╭─ DATA FOR THIS TASK

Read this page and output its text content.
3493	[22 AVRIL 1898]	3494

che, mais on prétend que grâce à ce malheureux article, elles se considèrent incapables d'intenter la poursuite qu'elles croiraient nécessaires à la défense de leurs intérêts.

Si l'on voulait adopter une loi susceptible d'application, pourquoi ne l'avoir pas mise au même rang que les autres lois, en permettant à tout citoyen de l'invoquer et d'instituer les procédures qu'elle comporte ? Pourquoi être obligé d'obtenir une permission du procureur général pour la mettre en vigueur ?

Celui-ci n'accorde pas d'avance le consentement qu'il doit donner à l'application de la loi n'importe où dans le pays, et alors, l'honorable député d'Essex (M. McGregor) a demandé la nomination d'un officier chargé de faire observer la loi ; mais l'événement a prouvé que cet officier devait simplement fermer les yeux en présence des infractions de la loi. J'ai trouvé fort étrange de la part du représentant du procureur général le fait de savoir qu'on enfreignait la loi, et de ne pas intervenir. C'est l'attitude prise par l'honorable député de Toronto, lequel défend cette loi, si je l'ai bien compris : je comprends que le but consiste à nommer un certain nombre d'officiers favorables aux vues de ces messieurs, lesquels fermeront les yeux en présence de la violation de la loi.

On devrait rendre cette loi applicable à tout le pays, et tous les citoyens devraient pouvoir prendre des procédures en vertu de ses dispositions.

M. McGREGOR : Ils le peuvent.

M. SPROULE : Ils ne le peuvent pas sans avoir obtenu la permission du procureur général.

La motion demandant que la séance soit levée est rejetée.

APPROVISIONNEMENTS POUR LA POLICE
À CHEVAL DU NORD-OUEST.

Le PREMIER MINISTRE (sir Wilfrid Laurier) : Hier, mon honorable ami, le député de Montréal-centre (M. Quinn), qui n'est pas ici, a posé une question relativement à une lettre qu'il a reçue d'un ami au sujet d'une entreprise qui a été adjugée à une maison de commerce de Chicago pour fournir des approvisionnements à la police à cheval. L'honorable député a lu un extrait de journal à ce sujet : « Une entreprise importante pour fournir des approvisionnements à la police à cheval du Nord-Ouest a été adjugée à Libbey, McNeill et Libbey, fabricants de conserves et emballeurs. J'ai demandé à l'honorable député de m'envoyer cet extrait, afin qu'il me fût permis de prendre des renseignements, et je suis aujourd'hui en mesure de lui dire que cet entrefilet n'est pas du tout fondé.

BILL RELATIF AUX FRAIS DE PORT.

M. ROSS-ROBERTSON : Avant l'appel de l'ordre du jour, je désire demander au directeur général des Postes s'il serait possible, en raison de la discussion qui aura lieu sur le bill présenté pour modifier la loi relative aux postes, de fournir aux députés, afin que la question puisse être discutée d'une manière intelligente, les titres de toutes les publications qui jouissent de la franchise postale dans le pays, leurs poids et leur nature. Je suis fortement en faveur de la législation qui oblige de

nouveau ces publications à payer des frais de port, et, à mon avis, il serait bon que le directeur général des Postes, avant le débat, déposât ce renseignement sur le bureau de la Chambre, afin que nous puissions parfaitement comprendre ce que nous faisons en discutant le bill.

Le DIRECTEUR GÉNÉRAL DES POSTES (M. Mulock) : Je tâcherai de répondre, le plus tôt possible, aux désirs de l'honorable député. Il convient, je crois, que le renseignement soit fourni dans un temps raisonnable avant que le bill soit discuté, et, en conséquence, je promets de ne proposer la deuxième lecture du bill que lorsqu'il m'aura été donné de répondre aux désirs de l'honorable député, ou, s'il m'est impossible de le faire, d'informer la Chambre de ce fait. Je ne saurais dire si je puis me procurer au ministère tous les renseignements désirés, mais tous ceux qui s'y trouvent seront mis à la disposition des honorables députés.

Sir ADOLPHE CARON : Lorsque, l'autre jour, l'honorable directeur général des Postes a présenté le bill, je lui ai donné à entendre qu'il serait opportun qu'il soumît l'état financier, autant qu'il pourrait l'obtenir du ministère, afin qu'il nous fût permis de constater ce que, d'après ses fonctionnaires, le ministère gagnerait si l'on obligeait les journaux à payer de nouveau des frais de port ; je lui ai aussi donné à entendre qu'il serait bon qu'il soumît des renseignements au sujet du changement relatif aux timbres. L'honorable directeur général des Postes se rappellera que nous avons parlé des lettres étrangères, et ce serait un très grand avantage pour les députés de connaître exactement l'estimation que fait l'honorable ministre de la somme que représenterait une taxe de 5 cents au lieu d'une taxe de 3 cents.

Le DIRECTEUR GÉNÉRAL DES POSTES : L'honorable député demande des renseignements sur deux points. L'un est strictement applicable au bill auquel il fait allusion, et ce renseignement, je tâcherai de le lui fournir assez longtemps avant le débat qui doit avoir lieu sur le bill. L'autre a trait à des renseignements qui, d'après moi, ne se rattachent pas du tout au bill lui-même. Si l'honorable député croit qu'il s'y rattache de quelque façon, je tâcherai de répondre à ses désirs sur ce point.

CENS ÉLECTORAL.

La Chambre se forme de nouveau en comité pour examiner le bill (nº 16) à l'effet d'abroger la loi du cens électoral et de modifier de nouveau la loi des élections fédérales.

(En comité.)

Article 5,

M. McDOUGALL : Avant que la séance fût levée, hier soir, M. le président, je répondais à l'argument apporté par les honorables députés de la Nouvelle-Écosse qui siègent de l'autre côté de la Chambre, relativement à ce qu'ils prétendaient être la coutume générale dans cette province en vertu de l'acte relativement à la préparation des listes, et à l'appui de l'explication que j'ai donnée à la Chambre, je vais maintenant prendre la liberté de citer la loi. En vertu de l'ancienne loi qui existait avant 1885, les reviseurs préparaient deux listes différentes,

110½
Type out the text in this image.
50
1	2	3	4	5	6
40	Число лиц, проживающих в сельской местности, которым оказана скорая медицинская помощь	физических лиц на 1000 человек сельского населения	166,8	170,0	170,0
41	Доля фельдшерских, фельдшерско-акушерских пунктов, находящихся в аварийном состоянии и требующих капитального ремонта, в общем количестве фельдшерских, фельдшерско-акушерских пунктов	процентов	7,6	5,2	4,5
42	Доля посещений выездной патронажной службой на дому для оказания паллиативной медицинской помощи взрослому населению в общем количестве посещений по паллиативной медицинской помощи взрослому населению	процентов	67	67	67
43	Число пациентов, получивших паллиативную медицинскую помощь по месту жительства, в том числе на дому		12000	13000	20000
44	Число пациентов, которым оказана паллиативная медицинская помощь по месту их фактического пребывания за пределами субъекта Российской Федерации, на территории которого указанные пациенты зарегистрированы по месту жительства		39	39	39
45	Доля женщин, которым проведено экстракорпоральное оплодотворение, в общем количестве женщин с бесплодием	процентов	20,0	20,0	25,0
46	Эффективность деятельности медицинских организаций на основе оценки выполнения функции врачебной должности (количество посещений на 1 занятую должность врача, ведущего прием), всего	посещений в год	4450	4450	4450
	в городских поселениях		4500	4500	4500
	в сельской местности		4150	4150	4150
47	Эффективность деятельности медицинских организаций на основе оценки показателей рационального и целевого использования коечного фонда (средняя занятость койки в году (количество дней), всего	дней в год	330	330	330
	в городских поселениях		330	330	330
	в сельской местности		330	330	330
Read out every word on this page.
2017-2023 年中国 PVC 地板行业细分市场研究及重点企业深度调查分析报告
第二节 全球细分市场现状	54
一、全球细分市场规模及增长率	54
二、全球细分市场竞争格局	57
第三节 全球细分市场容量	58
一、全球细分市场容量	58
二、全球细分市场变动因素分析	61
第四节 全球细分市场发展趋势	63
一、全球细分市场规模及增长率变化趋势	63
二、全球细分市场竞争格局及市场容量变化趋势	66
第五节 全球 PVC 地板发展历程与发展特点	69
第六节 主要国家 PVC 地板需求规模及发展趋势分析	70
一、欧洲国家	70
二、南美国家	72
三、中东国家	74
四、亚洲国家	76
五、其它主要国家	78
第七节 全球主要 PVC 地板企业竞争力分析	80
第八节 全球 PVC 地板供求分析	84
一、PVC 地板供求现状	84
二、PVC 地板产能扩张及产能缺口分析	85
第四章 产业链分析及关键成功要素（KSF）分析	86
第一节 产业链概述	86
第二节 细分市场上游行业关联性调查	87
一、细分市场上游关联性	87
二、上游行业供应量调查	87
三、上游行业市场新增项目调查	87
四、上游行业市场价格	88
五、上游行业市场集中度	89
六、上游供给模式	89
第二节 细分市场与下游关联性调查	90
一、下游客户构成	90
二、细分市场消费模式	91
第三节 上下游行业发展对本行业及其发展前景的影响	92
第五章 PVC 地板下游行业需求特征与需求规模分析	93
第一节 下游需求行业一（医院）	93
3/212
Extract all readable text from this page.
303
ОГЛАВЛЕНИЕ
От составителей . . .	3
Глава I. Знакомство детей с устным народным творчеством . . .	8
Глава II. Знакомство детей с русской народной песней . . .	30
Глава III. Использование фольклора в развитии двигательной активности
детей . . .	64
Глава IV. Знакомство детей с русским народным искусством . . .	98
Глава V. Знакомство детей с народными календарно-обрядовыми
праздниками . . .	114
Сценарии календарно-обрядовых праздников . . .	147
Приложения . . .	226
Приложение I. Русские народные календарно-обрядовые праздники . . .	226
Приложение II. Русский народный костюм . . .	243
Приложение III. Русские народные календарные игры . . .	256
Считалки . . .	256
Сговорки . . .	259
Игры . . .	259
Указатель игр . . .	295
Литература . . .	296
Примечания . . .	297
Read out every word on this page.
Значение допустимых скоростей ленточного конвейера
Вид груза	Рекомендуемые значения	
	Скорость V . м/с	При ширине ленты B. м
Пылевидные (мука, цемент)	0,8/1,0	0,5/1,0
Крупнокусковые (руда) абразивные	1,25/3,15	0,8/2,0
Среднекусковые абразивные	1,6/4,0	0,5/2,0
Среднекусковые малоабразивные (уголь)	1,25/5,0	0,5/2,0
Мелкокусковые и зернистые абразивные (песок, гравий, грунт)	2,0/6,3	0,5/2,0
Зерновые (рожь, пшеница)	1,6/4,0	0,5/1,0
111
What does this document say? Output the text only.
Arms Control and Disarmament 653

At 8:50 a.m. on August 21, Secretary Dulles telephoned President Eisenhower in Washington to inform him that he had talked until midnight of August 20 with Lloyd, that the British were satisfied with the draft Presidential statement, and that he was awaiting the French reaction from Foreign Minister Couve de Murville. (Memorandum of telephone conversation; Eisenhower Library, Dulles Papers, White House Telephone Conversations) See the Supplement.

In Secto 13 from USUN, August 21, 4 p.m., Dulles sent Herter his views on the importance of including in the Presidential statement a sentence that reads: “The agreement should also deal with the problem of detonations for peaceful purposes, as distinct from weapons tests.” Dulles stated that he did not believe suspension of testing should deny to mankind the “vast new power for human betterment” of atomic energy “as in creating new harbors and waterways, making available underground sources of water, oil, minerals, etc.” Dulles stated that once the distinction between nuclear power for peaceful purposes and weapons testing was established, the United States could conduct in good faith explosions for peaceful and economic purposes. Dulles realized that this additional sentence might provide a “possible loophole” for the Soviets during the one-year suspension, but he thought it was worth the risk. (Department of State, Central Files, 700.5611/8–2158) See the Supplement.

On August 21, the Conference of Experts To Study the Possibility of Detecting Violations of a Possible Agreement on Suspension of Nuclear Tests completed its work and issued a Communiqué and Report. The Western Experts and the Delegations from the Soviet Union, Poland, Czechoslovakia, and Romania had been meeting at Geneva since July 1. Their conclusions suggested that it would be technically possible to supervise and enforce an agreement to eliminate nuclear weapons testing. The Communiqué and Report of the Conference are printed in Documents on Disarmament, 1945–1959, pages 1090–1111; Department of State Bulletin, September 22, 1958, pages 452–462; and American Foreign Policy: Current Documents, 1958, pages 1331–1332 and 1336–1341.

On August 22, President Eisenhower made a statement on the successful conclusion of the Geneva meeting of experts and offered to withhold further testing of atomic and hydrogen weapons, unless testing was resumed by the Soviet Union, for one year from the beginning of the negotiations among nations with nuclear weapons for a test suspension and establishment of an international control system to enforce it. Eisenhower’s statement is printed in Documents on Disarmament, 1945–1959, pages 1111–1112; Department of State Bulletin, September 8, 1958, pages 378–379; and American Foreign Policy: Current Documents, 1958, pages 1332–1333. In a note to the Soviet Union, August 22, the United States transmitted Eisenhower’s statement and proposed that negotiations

╰─

(AIM): Work out how many lines of the data above contain the string "оценки" and give the number alone.

(TASK RESPONSE): 2